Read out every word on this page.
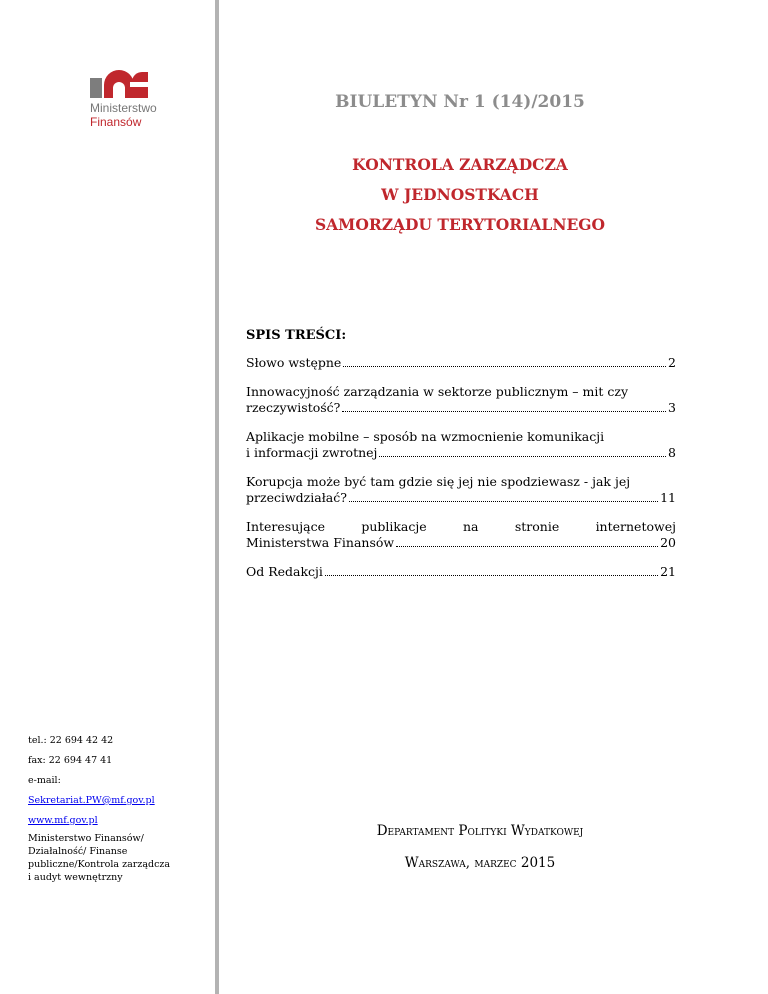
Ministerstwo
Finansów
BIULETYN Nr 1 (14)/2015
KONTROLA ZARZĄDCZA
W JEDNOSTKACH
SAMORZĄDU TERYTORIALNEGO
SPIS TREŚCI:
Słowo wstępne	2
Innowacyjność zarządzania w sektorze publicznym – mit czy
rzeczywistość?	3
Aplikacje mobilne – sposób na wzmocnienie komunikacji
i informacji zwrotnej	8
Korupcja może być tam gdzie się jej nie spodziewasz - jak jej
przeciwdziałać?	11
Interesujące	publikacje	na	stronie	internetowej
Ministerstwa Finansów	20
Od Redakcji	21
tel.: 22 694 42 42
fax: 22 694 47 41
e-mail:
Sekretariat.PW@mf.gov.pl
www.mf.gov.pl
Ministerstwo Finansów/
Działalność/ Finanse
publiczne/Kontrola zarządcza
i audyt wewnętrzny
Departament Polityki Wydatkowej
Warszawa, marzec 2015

• What you should do:
Look through the entries above for the word "Finansów". Copy every line where it shows up.

• Answer to this exercise:
Finansów
Ministerstwa Finansów	20
Ministerstwo Finansów/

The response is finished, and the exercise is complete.